[Stored records]
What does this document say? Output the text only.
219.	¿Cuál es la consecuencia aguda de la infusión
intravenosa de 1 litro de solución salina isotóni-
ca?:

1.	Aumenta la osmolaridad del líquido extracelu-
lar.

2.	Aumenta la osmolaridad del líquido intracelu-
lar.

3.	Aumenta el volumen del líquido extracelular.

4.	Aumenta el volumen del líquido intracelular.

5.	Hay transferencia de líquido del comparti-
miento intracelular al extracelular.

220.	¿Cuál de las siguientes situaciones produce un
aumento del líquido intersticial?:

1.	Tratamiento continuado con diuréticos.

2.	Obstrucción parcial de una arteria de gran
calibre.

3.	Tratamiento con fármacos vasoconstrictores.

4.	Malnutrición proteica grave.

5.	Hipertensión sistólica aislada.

INSTRUCTION. Please reproduce the entire listing, exactly as shown.

EXERCISE SOLUTION.
What does this document say? Output the text only.
219.	¿Cuál es la consecuencia aguda de la infusión
intravenosa de 1 litro de solución salina isotóni-
ca?:

1.	Aumenta la osmolaridad del líquido extracelu-
lar.

2.	Aumenta la osmolaridad del líquido intracelu-
lar.

3.	Aumenta el volumen del líquido extracelular.

4.	Aumenta el volumen del líquido intracelular.

5.	Hay transferencia de líquido del comparti-
miento intracelular al extracelular.

220.	¿Cuál de las siguientes situaciones produce un
aumento del líquido intersticial?:

1.	Tratamiento continuado con diuréticos.

2.	Obstrucción parcial de una arteria de gran
calibre.

3.	Tratamiento con fármacos vasoconstrictores.

4.	Malnutrición proteica grave.

5.	Hipertensión sistólica aislada.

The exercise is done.